» REQUEST
Copy the records below line for line, without changing anything. Leave the pictures out of your copy.

───── DATA FOR THE TASK

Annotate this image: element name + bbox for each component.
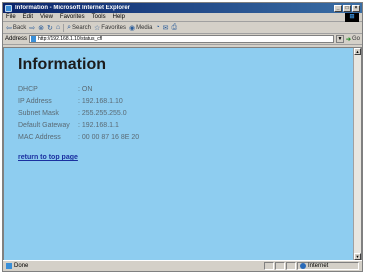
back-label: Back <box>12 24 27 31</box>
go-button[interactable]: ➔ Go <box>346 36 360 43</box>
zone-label: Internet <box>308 263 329 269</box>
stop-icon: ⊗ <box>38 24 44 32</box>
mail-button[interactable]: ✉ <box>163 24 169 32</box>
info-label: IP Address <box>18 98 52 105</box>
favorites-button[interactable]: ☆ Favorites <box>94 24 126 32</box>
info-value: : ON <box>78 86 93 93</box>
mail-icon: ✉ <box>162 24 169 32</box>
menu-help[interactable]: Help <box>113 14 125 20</box>
menu-bar: File Edit View Favorites Tools Help ⊞ <box>3 13 362 22</box>
info-value: : 192.168.1.1 <box>78 122 119 129</box>
menu-file[interactable]: File <box>6 14 16 20</box>
menu-favorites[interactable]: Favorites <box>60 14 85 20</box>
forward-arrow-icon: ⇨ <box>29 24 36 32</box>
home-button[interactable]: ⌂ <box>56 24 60 31</box>
vertical-scrollbar[interactable]: ▲ ▼ <box>353 48 361 260</box>
search-button[interactable]: ⌕ Search <box>67 24 91 32</box>
info-label: DHCP <box>18 86 38 93</box>
page-content: Information DHCP : ON IP Address : 192.1… <box>4 48 354 260</box>
info-row-dhcp: DHCP : ON <box>18 84 354 96</box>
window-title: Information - Microsoft Internet Explore… <box>15 5 131 11</box>
search-icon: ⌕ <box>67 23 71 31</box>
scroll-up-button[interactable]: ▲ <box>354 48 361 55</box>
toolbar-separator <box>63 23 65 32</box>
menu-edit[interactable]: Edit <box>23 14 33 20</box>
status-bar: Done Internet <box>3 260 362 271</box>
maximize-button[interactable]: □ <box>343 4 351 12</box>
toolbar: ⇦ Back ⇨ ⊗ ↻ ⌂ ⌕ Search ☆ Favorites ◉ Me… <box>3 22 362 34</box>
address-url: http://192.168.1.10/status_cfl <box>38 36 103 42</box>
info-label: Subnet Mask <box>18 110 59 117</box>
info-label: Default Gateway <box>18 122 70 129</box>
status-pane <box>275 262 285 270</box>
media-label: Media <box>136 24 153 31</box>
windows-logo-icon: ⊞ <box>345 13 359 22</box>
media-button[interactable]: ◉ Media <box>129 24 152 32</box>
search-label: Search <box>72 24 92 31</box>
status-pane <box>264 262 274 270</box>
go-label: Go <box>351 36 360 42</box>
page-done-icon <box>6 263 12 269</box>
content-frame: Information DHCP : ON IP Address : 192.1… <box>3 47 362 261</box>
print-button[interactable]: ⎙ <box>172 24 178 32</box>
globe-icon <box>300 263 306 269</box>
back-arrow-icon: ⇦ <box>6 24 12 32</box>
ie-icon <box>5 4 12 12</box>
favorites-star-icon: ☆ <box>94 24 101 32</box>
browser-window: Information - Microsoft Internet Explore… <box>2 2 363 272</box>
scroll-down-button[interactable]: ▼ <box>354 253 361 260</box>
return-to-top-link[interactable]: return to top page <box>18 154 78 161</box>
page-title: Information <box>18 56 106 73</box>
status-pane <box>286 262 296 270</box>
menu-tools[interactable]: Tools <box>92 14 106 20</box>
refresh-button[interactable]: ↻ <box>47 24 53 32</box>
menu-view[interactable]: View <box>40 14 53 20</box>
title-bar[interactable]: Information - Microsoft Internet Explore… <box>3 3 362 13</box>
address-input[interactable]: http://192.168.1.10/status_cfl <box>29 35 334 43</box>
forward-button[interactable]: ⇨ <box>29 24 35 32</box>
home-icon: ⌂ <box>55 24 61 31</box>
info-row-ip-address: IP Address : 192.168.1.10 <box>18 96 354 108</box>
info-row-subnet-mask: Subnet Mask : 255.255.255.0 <box>18 108 354 120</box>
print-icon: ⎙ <box>171 23 178 31</box>
info-value: : 255.255.255.0 <box>78 110 127 117</box>
info-value: : 192.168.1.10 <box>78 98 123 105</box>
stop-button[interactable]: ⊗ <box>38 24 44 32</box>
media-icon: ◉ <box>128 24 136 32</box>
history-button[interactable]: ◔ <box>155 24 159 31</box>
info-value: : 00 00 87 16 8E 20 <box>78 134 140 141</box>
minimize-button[interactable]: _ <box>334 4 342 12</box>
history-icon: ◔ <box>155 24 160 31</box>
favorites-label: Favorites <box>101 24 126 31</box>
address-label: Address <box>5 36 28 42</box>
security-zone: Internet <box>297 262 359 270</box>
info-label: MAC Address <box>18 134 61 141</box>
page-icon <box>31 36 37 42</box>
status-text: Done <box>14 263 29 269</box>
close-button[interactable]: × <box>352 4 360 12</box>
info-row-mac-address: MAC Address : 00 00 87 16 8E 20 <box>18 132 354 144</box>
info-row-default-gateway: Default Gateway : 192.168.1.1 <box>18 120 354 132</box>
go-arrow-icon: ➔ <box>345 36 351 43</box>
address-bar: Address http://192.168.1.10/status_cfl ▼… <box>3 34 362 45</box>
back-button[interactable]: ⇦ Back <box>6 24 26 32</box>
address-dropdown-button[interactable]: ▼ <box>335 35 344 43</box>
refresh-icon: ↻ <box>46 24 53 32</box>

──────────

» ANSWER
Annotate this image: element name + bbox for each component.
back-label: Back <box>12 24 27 31</box>
go-button[interactable]: ➔ Go <box>346 36 360 43</box>
zone-label: Internet <box>308 263 329 269</box>
stop-icon: ⊗ <box>38 24 44 32</box>
mail-button[interactable]: ✉ <box>163 24 169 32</box>
info-label: IP Address <box>18 98 52 105</box>
favorites-button[interactable]: ☆ Favorites <box>94 24 126 32</box>
info-value: : ON <box>78 86 93 93</box>
mail-icon: ✉ <box>162 24 169 32</box>
menu-help[interactable]: Help <box>113 14 125 20</box>
menu-bar: File Edit View Favorites Tools Help ⊞ <box>3 13 362 22</box>
info-value: : 192.168.1.1 <box>78 122 119 129</box>
menu-file[interactable]: File <box>6 14 16 20</box>
menu-favorites[interactable]: Favorites <box>60 14 85 20</box>
forward-arrow-icon: ⇨ <box>29 24 36 32</box>
home-button[interactable]: ⌂ <box>56 24 60 31</box>
vertical-scrollbar[interactable]: ▲ ▼ <box>353 48 361 260</box>
search-button[interactable]: ⌕ Search <box>67 24 91 32</box>
info-label: DHCP <box>18 86 38 93</box>
page-content: Information DHCP : ON IP Address : 192.1… <box>4 48 354 260</box>
info-row-dhcp: DHCP : ON <box>18 84 354 96</box>
window-title: Information - Microsoft Internet Explore… <box>15 5 131 11</box>
search-icon: ⌕ <box>67 23 71 31</box>
scroll-up-button[interactable]: ▲ <box>354 48 361 55</box>
toolbar-separator <box>63 23 65 32</box>
menu-edit[interactable]: Edit <box>23 14 33 20</box>
status-bar: Done Internet <box>3 260 362 271</box>
maximize-button[interactable]: □ <box>343 4 351 12</box>
toolbar: ⇦ Back ⇨ ⊗ ↻ ⌂ ⌕ Search ☆ Favorites ◉ Me… <box>3 22 362 34</box>
address-url: http://192.168.1.10/status_cfl <box>38 36 103 42</box>
info-label: Subnet Mask <box>18 110 59 117</box>
info-label: Default Gateway <box>18 122 70 129</box>
status-pane <box>275 262 285 270</box>
media-label: Media <box>136 24 153 31</box>
windows-logo-icon: ⊞ <box>345 13 359 22</box>
media-button[interactable]: ◉ Media <box>129 24 152 32</box>
search-label: Search <box>72 24 92 31</box>
status-pane <box>264 262 274 270</box>
go-label: Go <box>351 36 360 42</box>
page-done-icon <box>6 263 12 269</box>
content-frame: Information DHCP : ON IP Address : 192.1… <box>3 47 362 261</box>
print-button[interactable]: ⎙ <box>172 24 178 32</box>
globe-icon <box>300 263 306 269</box>
back-arrow-icon: ⇦ <box>6 24 12 32</box>
ie-icon <box>5 4 12 12</box>
favorites-star-icon: ☆ <box>94 24 101 32</box>
browser-window: Information - Microsoft Internet Explore… <box>2 2 363 272</box>
scroll-down-button[interactable]: ▼ <box>354 253 361 260</box>
return-to-top-link[interactable]: return to top page <box>18 154 78 161</box>
page-title: Information <box>18 56 106 73</box>
status-pane <box>286 262 296 270</box>
menu-tools[interactable]: Tools <box>92 14 106 20</box>
refresh-button[interactable]: ↻ <box>47 24 53 32</box>
menu-view[interactable]: View <box>40 14 53 20</box>
title-bar[interactable]: Information - Microsoft Internet Explore… <box>3 3 362 13</box>
address-input[interactable]: http://192.168.1.10/status_cfl <box>29 35 334 43</box>
forward-button[interactable]: ⇨ <box>29 24 35 32</box>
home-icon: ⌂ <box>55 24 61 31</box>
info-row-ip-address: IP Address : 192.168.1.10 <box>18 96 354 108</box>
info-row-subnet-mask: Subnet Mask : 255.255.255.0 <box>18 108 354 120</box>
print-icon: ⎙ <box>171 23 178 31</box>
info-value: : 255.255.255.0 <box>78 110 127 117</box>
info-value: : 192.168.1.10 <box>78 98 123 105</box>
stop-button[interactable]: ⊗ <box>38 24 44 32</box>
media-icon: ◉ <box>128 24 136 32</box>
history-button[interactable]: ◔ <box>155 24 159 31</box>
info-value: : 00 00 87 16 8E 20 <box>78 134 140 141</box>
minimize-button[interactable]: _ <box>334 4 342 12</box>
history-icon: ◔ <box>155 24 160 31</box>
favorites-label: Favorites <box>101 24 126 31</box>
address-label: Address <box>5 36 28 42</box>
security-zone: Internet <box>297 262 359 270</box>
info-label: MAC Address <box>18 134 61 141</box>
page-icon <box>31 36 37 42</box>
status-text: Done <box>14 263 29 269</box>
close-button[interactable]: × <box>352 4 360 12</box>
info-row-mac-address: MAC Address : 00 00 87 16 8E 20 <box>18 132 354 144</box>
info-row-default-gateway: Default Gateway : 192.168.1.1 <box>18 120 354 132</box>
go-arrow-icon: ➔ <box>345 36 351 43</box>
address-bar: Address http://192.168.1.10/status_cfl ▼… <box>3 34 362 45</box>
back-button[interactable]: ⇦ Back <box>6 24 26 32</box>
address-dropdown-button[interactable]: ▼ <box>335 35 344 43</box>
refresh-icon: ↻ <box>46 24 53 32</box>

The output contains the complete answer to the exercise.